◆ EXERCISE GOAL:
Quote each line of the material verbatim, without the pictures.

============================================================

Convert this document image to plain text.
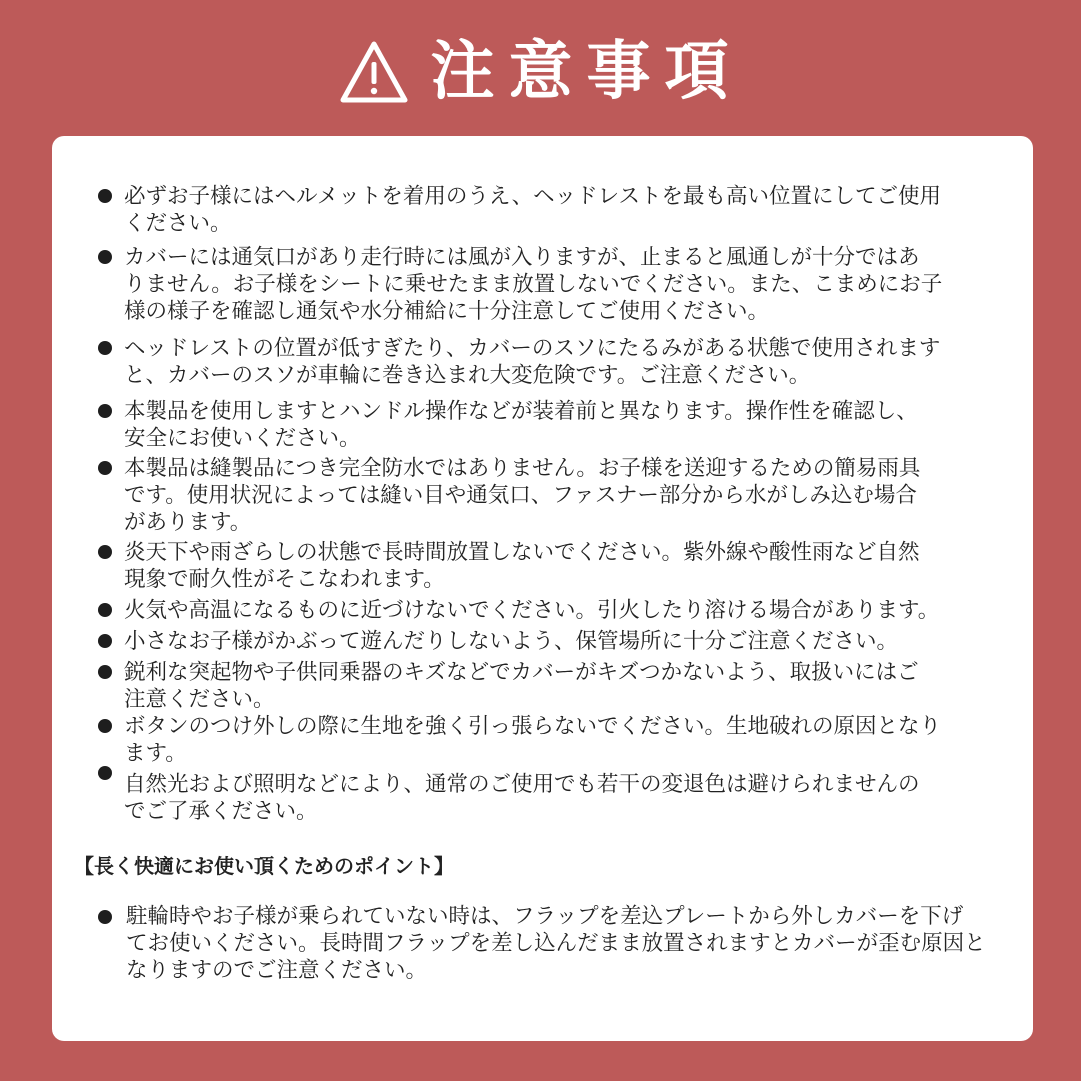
注意事項
必ずお子様にはヘルメットを着用のうえ、ヘッドレストを最も高い位置にしてご使用
ください。
カバーには通気口があり走行時には風が入りますが、止まると風通しが十分ではあ
りません。お子様をシートに乗せたまま放置しないでください。また、こまめにお子
様の様子を確認し通気や水分補給に十分注意してご使用ください。
ヘッドレストの位置が低すぎたり、カバーのスソにたるみがある状態で使用されます
と、カバーのスソが車輪に巻き込まれ大変危険です。ご注意ください。
本製品を使用しますとハンドル操作などが装着前と異なります。操作性を確認し、
安全にお使いください。
本製品は縫製品につき完全防水ではありません。お子様を送迎するための簡易雨具
です。使用状況によっては縫い目や通気口、ファスナー部分から水がしみ込む場合
があります。
炎天下や雨ざらしの状態で長時間放置しないでください。紫外線や酸性雨など自然
現象で耐久性がそこなわれます。
火気や高温になるものに近づけないでください。引火したり溶ける場合があります。
小さなお子様がかぶって遊んだりしないよう、保管場所に十分ご注意ください。
鋭利な突起物や子供同乗器のキズなどでカバーがキズつかないよう、取扱いにはご
注意ください。
ボタンのつけ外しの際に生地を強く引っ張らないでください。生地破れの原因となり
ます。
自然光および照明などにより、通常のご使用でも若干の変退色は避けられませんの
でご了承ください。
【長く快適にお使い頂くためのポイント】
駐輪時やお子様が乗られていない時は、フラップを差込プレートから外しカバーを下げ
てお使いください。長時間フラップを差し込んだまま放置されますとカバーが歪む原因と
なりますのでご注意ください。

============================================================

◆ EXPECTED ANSWER:
Convert this document image to plain text.
注意事項
必ずお子様にはヘルメットを着用のうえ、ヘッドレストを最も高い位置にしてご使用
ください。
カバーには通気口があり走行時には風が入りますが、止まると風通しが十分ではあ
りません。お子様をシートに乗せたまま放置しないでください。また、こまめにお子
様の様子を確認し通気や水分補給に十分注意してご使用ください。
ヘッドレストの位置が低すぎたり、カバーのスソにたるみがある状態で使用されます
と、カバーのスソが車輪に巻き込まれ大変危険です。ご注意ください。
本製品を使用しますとハンドル操作などが装着前と異なります。操作性を確認し、
安全にお使いください。
本製品は縫製品につき完全防水ではありません。お子様を送迎するための簡易雨具
です。使用状況によっては縫い目や通気口、ファスナー部分から水がしみ込む場合
があります。
炎天下や雨ざらしの状態で長時間放置しないでください。紫外線や酸性雨など自然
現象で耐久性がそこなわれます。
火気や高温になるものに近づけないでください。引火したり溶ける場合があります。
小さなお子様がかぶって遊んだりしないよう、保管場所に十分ご注意ください。
鋭利な突起物や子供同乗器のキズなどでカバーがキズつかないよう、取扱いにはご
注意ください。
ボタンのつけ外しの際に生地を強く引っ張らないでください。生地破れの原因となり
ます。
自然光および照明などにより、通常のご使用でも若干の変退色は避けられませんの
でご了承ください。
【長く快適にお使い頂くためのポイント】
駐輪時やお子様が乗られていない時は、フラップを差込プレートから外しカバーを下げ
てお使いください。長時間フラップを差し込んだまま放置されますとカバーが歪む原因と
なりますのでご注意ください。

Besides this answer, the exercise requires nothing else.